**Task prompt**
Lines that hold the word "Restaurant" should be located and copied.

---------- Records for the exercise

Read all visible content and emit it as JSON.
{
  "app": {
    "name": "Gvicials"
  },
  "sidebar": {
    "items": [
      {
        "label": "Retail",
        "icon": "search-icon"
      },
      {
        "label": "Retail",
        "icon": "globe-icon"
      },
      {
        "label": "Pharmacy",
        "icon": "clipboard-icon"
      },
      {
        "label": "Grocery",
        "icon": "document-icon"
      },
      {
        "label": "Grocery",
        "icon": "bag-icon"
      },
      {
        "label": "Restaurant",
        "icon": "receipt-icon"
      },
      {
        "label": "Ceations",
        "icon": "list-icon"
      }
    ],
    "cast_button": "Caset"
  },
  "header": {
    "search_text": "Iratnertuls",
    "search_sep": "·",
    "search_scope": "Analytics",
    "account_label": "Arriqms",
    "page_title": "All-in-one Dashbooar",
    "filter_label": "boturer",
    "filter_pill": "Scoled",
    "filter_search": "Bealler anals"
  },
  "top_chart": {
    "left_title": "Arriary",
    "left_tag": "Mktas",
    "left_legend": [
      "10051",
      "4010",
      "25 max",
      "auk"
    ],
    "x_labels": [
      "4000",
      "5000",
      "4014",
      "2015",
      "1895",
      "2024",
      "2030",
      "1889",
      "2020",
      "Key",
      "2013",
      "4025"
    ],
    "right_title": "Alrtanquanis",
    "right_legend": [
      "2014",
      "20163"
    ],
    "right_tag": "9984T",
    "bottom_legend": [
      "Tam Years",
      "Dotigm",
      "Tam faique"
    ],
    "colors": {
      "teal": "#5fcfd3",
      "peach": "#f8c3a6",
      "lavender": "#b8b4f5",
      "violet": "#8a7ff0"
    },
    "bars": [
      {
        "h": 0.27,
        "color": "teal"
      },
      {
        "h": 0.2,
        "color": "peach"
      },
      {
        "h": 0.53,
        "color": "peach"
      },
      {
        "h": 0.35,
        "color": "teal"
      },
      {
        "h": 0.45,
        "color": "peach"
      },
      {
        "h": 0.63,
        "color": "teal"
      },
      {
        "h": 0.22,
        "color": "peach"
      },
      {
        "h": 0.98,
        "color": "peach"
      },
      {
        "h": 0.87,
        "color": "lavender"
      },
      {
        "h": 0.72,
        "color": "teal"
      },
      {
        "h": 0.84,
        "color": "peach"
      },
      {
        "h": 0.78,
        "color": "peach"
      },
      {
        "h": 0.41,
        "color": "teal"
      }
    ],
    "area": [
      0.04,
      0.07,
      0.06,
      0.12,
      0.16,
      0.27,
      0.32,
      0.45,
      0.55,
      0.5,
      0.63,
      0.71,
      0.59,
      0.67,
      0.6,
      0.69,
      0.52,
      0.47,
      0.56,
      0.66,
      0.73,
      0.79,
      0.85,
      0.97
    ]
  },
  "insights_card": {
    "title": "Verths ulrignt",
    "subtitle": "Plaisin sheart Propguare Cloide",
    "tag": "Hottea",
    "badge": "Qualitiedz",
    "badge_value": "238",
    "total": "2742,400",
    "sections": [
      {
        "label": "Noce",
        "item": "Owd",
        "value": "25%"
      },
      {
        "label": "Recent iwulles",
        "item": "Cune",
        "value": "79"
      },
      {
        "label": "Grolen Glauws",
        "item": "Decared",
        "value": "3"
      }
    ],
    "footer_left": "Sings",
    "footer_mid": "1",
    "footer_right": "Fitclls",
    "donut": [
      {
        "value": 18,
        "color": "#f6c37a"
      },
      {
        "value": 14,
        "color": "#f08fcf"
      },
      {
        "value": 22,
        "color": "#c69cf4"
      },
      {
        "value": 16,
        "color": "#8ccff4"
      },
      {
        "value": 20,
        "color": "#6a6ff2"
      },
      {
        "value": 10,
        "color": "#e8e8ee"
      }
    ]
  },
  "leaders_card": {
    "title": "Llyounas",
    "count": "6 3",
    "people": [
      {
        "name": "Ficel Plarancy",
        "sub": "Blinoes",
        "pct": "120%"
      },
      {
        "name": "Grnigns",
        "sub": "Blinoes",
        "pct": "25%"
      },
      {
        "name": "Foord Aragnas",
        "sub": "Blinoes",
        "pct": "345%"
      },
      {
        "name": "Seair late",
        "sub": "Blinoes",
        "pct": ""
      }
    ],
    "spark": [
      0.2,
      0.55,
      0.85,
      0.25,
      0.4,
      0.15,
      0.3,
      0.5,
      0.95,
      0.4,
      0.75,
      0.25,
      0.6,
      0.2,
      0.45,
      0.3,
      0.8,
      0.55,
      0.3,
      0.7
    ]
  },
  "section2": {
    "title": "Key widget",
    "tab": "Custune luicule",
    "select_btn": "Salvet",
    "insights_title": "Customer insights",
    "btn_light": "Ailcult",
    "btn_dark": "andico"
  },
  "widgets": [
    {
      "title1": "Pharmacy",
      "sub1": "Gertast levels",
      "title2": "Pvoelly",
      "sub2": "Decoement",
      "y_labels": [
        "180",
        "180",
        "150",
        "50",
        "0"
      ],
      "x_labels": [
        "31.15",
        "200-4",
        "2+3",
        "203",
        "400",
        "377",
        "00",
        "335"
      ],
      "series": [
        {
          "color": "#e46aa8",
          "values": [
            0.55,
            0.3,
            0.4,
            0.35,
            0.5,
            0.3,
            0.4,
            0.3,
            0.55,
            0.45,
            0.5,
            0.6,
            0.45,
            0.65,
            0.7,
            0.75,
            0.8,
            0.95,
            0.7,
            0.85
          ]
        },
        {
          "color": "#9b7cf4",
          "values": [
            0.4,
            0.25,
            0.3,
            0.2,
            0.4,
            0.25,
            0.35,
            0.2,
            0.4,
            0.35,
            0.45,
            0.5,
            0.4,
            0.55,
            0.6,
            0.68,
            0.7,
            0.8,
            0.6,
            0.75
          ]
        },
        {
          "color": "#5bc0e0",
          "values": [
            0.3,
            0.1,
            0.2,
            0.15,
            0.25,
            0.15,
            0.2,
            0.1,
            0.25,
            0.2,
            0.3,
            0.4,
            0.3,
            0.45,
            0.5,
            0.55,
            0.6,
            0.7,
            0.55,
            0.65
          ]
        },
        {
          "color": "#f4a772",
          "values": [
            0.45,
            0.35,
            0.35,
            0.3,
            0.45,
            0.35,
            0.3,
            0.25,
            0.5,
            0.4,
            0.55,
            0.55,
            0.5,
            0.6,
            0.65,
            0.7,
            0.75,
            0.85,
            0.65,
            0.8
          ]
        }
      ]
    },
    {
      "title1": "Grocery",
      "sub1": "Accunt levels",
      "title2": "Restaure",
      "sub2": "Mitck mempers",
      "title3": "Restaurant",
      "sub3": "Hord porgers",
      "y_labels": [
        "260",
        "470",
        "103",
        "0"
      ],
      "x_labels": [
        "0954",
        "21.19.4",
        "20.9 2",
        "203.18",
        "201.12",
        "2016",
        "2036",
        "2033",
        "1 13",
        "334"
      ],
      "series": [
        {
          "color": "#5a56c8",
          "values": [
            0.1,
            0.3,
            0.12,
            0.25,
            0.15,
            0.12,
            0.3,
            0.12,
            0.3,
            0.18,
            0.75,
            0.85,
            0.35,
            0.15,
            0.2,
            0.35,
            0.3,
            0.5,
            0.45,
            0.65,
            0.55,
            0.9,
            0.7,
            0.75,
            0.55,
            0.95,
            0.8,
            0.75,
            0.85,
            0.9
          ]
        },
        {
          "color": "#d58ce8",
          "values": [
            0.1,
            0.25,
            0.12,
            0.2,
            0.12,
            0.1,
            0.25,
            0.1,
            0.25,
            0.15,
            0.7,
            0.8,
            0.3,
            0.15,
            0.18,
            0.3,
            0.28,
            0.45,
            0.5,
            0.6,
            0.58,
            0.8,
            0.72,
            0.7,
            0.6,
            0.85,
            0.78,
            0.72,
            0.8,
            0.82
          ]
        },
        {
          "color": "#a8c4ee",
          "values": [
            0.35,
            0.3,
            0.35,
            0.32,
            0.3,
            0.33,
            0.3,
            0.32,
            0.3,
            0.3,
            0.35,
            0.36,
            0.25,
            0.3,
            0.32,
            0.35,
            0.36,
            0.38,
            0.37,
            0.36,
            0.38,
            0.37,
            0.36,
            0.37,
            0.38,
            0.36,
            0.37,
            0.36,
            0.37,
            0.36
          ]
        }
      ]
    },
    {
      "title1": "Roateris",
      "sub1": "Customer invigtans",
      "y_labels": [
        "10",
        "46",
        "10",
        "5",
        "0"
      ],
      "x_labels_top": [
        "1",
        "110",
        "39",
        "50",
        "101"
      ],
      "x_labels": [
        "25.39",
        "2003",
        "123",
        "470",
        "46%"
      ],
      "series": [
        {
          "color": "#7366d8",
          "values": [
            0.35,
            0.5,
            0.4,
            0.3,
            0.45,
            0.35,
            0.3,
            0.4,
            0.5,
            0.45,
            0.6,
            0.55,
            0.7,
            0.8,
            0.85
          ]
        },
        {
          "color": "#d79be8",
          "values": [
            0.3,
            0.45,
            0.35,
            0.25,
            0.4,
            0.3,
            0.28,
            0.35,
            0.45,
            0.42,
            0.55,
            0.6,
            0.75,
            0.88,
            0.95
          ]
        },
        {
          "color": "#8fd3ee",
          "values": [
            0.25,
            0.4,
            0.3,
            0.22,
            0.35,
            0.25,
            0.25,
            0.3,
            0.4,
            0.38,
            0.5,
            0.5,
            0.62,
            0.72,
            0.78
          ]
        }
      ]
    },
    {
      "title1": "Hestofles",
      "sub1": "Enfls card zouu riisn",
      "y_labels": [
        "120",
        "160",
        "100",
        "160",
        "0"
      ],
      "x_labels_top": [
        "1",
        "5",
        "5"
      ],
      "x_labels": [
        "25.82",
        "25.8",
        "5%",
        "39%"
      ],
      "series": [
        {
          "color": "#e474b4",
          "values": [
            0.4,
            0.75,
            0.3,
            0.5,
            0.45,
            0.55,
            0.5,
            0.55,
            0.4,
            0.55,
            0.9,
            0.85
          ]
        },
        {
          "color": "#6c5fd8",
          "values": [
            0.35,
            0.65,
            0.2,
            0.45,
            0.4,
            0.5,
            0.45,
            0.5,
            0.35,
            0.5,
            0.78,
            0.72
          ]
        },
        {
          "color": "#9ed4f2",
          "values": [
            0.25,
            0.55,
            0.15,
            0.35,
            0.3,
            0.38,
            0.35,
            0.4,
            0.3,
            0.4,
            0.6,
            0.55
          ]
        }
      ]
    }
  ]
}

--------------------

**Solution to this problem**
        "label": "Restaurant",
      "title3": "Restaurant",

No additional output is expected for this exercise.